Could you transcribe the material below exactly, without leaving out a single line?

═══ PROVIDED RECORDS

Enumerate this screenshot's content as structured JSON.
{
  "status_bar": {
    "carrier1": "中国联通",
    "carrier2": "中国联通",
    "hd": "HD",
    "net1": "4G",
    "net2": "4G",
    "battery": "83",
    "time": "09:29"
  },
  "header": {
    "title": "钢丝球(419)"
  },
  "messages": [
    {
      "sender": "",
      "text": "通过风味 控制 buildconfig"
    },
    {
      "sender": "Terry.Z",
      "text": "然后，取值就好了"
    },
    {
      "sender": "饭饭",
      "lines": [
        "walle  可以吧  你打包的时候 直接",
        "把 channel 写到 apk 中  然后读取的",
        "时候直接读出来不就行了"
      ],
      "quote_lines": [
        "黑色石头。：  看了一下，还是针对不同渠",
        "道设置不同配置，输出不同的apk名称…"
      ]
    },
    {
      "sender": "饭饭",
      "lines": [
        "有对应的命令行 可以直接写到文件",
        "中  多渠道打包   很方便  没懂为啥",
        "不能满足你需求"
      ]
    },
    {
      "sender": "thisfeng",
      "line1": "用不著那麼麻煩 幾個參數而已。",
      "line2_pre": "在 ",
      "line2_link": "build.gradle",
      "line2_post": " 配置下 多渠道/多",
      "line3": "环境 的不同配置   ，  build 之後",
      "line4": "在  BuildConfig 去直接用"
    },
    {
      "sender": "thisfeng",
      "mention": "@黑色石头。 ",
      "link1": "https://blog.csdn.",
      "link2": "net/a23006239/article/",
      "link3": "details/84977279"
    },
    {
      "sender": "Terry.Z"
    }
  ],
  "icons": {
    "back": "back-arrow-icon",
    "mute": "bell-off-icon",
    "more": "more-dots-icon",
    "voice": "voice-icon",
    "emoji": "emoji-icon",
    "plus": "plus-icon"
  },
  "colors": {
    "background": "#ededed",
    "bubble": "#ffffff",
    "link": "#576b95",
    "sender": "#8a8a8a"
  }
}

══════

(TASK OUTPUT):
Enumerate this screenshot's content as structured JSON.
{
  "status_bar": {
    "carrier1": "中国联通",
    "carrier2": "中国联通",
    "hd": "HD",
    "net1": "4G",
    "net2": "4G",
    "battery": "83",
    "time": "09:29"
  },
  "header": {
    "title": "钢丝球(419)"
  },
  "messages": [
    {
      "sender": "",
      "text": "通过风味 控制 buildconfig"
    },
    {
      "sender": "Terry.Z",
      "text": "然后，取值就好了"
    },
    {
      "sender": "饭饭",
      "lines": [
        "walle  可以吧  你打包的时候 直接",
        "把 channel 写到 apk 中  然后读取的",
        "时候直接读出来不就行了"
      ],
      "quote_lines": [
        "黑色石头。：  看了一下，还是针对不同渠",
        "道设置不同配置，输出不同的apk名称…"
      ]
    },
    {
      "sender": "饭饭",
      "lines": [
        "有对应的命令行 可以直接写到文件",
        "中  多渠道打包   很方便  没懂为啥",
        "不能满足你需求"
      ]
    },
    {
      "sender": "thisfeng",
      "line1": "用不著那麼麻煩 幾個參數而已。",
      "line2_pre": "在 ",
      "line2_link": "build.gradle",
      "line2_post": " 配置下 多渠道/多",
      "line3": "环境 的不同配置   ，  build 之後",
      "line4": "在  BuildConfig 去直接用"
    },
    {
      "sender": "thisfeng",
      "mention": "@黑色石头。 ",
      "link1": "https://blog.csdn.",
      "link2": "net/a23006239/article/",
      "link3": "details/84977279"
    },
    {
      "sender": "Terry.Z"
    }
  ],
  "icons": {
    "back": "back-arrow-icon",
    "mute": "bell-off-icon",
    "more": "more-dots-icon",
    "voice": "voice-icon",
    "emoji": "emoji-icon",
    "plus": "plus-icon"
  },
  "colors": {
    "background": "#ededed",
    "bubble": "#ffffff",
    "link": "#576b95",
    "sender": "#8a8a8a"
  }
}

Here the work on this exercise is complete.